Written task: Word for word, retype every entry in the listing.

[Extracts from a graphics dataset]
────────────────────────────────────────

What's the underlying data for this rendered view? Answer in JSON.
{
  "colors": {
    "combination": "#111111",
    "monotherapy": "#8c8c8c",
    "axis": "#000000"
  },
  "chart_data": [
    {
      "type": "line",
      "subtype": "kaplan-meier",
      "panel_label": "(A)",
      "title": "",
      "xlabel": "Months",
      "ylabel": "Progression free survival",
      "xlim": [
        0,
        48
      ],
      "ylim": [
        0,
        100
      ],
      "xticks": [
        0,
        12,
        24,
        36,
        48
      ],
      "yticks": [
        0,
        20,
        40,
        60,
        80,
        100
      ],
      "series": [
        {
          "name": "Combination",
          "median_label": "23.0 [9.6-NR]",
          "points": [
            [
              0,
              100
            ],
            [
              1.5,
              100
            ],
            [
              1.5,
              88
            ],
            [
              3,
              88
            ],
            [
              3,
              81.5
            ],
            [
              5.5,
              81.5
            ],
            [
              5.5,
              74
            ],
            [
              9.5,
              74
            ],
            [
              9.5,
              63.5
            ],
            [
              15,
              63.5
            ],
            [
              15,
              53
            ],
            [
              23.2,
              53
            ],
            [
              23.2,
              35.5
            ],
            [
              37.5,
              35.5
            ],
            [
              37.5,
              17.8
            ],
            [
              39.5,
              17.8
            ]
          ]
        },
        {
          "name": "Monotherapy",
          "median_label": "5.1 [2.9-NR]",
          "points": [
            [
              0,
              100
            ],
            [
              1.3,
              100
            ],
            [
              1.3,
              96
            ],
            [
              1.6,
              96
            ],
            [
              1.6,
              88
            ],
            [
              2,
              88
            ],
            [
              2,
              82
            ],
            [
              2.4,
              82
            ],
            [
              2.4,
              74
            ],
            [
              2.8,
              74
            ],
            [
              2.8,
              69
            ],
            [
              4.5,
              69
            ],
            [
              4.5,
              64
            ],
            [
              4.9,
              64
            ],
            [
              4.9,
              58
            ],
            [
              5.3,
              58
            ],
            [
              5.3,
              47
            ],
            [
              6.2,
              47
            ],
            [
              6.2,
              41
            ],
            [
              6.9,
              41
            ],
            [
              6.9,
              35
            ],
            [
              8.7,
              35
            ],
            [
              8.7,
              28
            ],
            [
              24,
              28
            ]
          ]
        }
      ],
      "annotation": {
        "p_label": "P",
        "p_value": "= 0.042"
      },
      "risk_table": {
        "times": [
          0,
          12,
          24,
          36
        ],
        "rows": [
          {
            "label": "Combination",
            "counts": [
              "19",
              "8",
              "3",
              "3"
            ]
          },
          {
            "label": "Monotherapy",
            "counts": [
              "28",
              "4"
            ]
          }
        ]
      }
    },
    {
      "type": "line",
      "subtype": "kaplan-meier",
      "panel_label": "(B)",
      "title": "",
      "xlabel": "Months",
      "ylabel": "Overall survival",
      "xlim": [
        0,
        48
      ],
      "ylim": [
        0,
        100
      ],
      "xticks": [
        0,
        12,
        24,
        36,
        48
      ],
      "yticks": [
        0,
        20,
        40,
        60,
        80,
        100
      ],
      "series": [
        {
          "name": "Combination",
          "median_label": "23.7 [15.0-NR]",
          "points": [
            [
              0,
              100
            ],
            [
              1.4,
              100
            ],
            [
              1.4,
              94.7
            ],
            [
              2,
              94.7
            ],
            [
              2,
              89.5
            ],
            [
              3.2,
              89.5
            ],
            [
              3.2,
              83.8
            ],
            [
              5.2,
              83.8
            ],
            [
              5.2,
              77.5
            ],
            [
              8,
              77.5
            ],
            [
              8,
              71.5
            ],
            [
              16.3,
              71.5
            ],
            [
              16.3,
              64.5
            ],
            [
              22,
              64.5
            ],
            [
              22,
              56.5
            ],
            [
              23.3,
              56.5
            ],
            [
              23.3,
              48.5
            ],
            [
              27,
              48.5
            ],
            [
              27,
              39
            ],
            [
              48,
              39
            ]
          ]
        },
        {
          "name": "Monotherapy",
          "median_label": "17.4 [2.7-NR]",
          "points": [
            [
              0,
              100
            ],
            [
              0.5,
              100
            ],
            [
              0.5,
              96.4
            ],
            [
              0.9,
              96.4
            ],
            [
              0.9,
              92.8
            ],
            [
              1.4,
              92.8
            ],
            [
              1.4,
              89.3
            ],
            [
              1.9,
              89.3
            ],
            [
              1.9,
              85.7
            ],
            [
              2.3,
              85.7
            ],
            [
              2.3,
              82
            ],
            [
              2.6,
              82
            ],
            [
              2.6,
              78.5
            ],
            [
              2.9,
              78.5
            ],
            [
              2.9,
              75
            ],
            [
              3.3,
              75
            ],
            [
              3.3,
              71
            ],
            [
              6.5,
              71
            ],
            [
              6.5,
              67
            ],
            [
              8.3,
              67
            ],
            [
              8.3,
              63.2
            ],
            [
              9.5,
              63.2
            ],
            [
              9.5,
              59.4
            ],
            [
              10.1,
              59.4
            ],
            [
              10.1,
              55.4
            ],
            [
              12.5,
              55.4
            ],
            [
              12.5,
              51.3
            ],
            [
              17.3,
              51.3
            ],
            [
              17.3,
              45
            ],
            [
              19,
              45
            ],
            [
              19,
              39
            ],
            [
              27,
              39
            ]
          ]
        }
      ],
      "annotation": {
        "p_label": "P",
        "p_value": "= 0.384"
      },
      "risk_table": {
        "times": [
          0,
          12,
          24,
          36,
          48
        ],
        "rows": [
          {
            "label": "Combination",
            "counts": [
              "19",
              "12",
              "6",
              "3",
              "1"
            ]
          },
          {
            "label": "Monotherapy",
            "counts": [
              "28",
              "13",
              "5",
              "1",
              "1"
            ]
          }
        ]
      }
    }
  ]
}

────────────────────────────────────────

Exercise solution:
What's the underlying data for this rendered view? Answer in JSON.
{
  "colors": {
    "combination": "#111111",
    "monotherapy": "#8c8c8c",
    "axis": "#000000"
  },
  "chart_data": [
    {
      "type": "line",
      "subtype": "kaplan-meier",
      "panel_label": "(A)",
      "title": "",
      "xlabel": "Months",
      "ylabel": "Progression free survival",
      "xlim": [
        0,
        48
      ],
      "ylim": [
        0,
        100
      ],
      "xticks": [
        0,
        12,
        24,
        36,
        48
      ],
      "yticks": [
        0,
        20,
        40,
        60,
        80,
        100
      ],
      "series": [
        {
          "name": "Combination",
          "median_label": "23.0 [9.6-NR]",
          "points": [
            [
              0,
              100
            ],
            [
              1.5,
              100
            ],
            [
              1.5,
              88
            ],
            [
              3,
              88
            ],
            [
              3,
              81.5
            ],
            [
              5.5,
              81.5
            ],
            [
              5.5,
              74
            ],
            [
              9.5,
              74
            ],
            [
              9.5,
              63.5
            ],
            [
              15,
              63.5
            ],
            [
              15,
              53
            ],
            [
              23.2,
              53
            ],
            [
              23.2,
              35.5
            ],
            [
              37.5,
              35.5
            ],
            [
              37.5,
              17.8
            ],
            [
              39.5,
              17.8
            ]
          ]
        },
        {
          "name": "Monotherapy",
          "median_label": "5.1 [2.9-NR]",
          "points": [
            [
              0,
              100
            ],
            [
              1.3,
              100
            ],
            [
              1.3,
              96
            ],
            [
              1.6,
              96
            ],
            [
              1.6,
              88
            ],
            [
              2,
              88
            ],
            [
              2,
              82
            ],
            [
              2.4,
              82
            ],
            [
              2.4,
              74
            ],
            [
              2.8,
              74
            ],
            [
              2.8,
              69
            ],
            [
              4.5,
              69
            ],
            [
              4.5,
              64
            ],
            [
              4.9,
              64
            ],
            [
              4.9,
              58
            ],
            [
              5.3,
              58
            ],
            [
              5.3,
              47
            ],
            [
              6.2,
              47
            ],
            [
              6.2,
              41
            ],
            [
              6.9,
              41
            ],
            [
              6.9,
              35
            ],
            [
              8.7,
              35
            ],
            [
              8.7,
              28
            ],
            [
              24,
              28
            ]
          ]
        }
      ],
      "annotation": {
        "p_label": "P",
        "p_value": "= 0.042"
      },
      "risk_table": {
        "times": [
          0,
          12,
          24,
          36
        ],
        "rows": [
          {
            "label": "Combination",
            "counts": [
              "19",
              "8",
              "3",
              "3"
            ]
          },
          {
            "label": "Monotherapy",
            "counts": [
              "28",
              "4"
            ]
          }
        ]
      }
    },
    {
      "type": "line",
      "subtype": "kaplan-meier",
      "panel_label": "(B)",
      "title": "",
      "xlabel": "Months",
      "ylabel": "Overall survival",
      "xlim": [
        0,
        48
      ],
      "ylim": [
        0,
        100
      ],
      "xticks": [
        0,
        12,
        24,
        36,
        48
      ],
      "yticks": [
        0,
        20,
        40,
        60,
        80,
        100
      ],
      "series": [
        {
          "name": "Combination",
          "median_label": "23.7 [15.0-NR]",
          "points": [
            [
              0,
              100
            ],
            [
              1.4,
              100
            ],
            [
              1.4,
              94.7
            ],
            [
              2,
              94.7
            ],
            [
              2,
              89.5
            ],
            [
              3.2,
              89.5
            ],
            [
              3.2,
              83.8
            ],
            [
              5.2,
              83.8
            ],
            [
              5.2,
              77.5
            ],
            [
              8,
              77.5
            ],
            [
              8,
              71.5
            ],
            [
              16.3,
              71.5
            ],
            [
              16.3,
              64.5
            ],
            [
              22,
              64.5
            ],
            [
              22,
              56.5
            ],
            [
              23.3,
              56.5
            ],
            [
              23.3,
              48.5
            ],
            [
              27,
              48.5
            ],
            [
              27,
              39
            ],
            [
              48,
              39
            ]
          ]
        },
        {
          "name": "Monotherapy",
          "median_label": "17.4 [2.7-NR]",
          "points": [
            [
              0,
              100
            ],
            [
              0.5,
              100
            ],
            [
              0.5,
              96.4
            ],
            [
              0.9,
              96.4
            ],
            [
              0.9,
              92.8
            ],
            [
              1.4,
              92.8
            ],
            [
              1.4,
              89.3
            ],
            [
              1.9,
              89.3
            ],
            [
              1.9,
              85.7
            ],
            [
              2.3,
              85.7
            ],
            [
              2.3,
              82
            ],
            [
              2.6,
              82
            ],
            [
              2.6,
              78.5
            ],
            [
              2.9,
              78.5
            ],
            [
              2.9,
              75
            ],
            [
              3.3,
              75
            ],
            [
              3.3,
              71
            ],
            [
              6.5,
              71
            ],
            [
              6.5,
              67
            ],
            [
              8.3,
              67
            ],
            [
              8.3,
              63.2
            ],
            [
              9.5,
              63.2
            ],
            [
              9.5,
              59.4
            ],
            [
              10.1,
              59.4
            ],
            [
              10.1,
              55.4
            ],
            [
              12.5,
              55.4
            ],
            [
              12.5,
              51.3
            ],
            [
              17.3,
              51.3
            ],
            [
              17.3,
              45
            ],
            [
              19,
              45
            ],
            [
              19,
              39
            ],
            [
              27,
              39
            ]
          ]
        }
      ],
      "annotation": {
        "p_label": "P",
        "p_value": "= 0.384"
      },
      "risk_table": {
        "times": [
          0,
          12,
          24,
          36,
          48
        ],
        "rows": [
          {
            "label": "Combination",
            "counts": [
              "19",
              "12",
              "6",
              "3",
              "1"
            ]
          },
          {
            "label": "Monotherapy",
            "counts": [
              "28",
              "13",
              "5",
              "1",
              "1"
            ]
          }
        ]
      }
    }
  ]
}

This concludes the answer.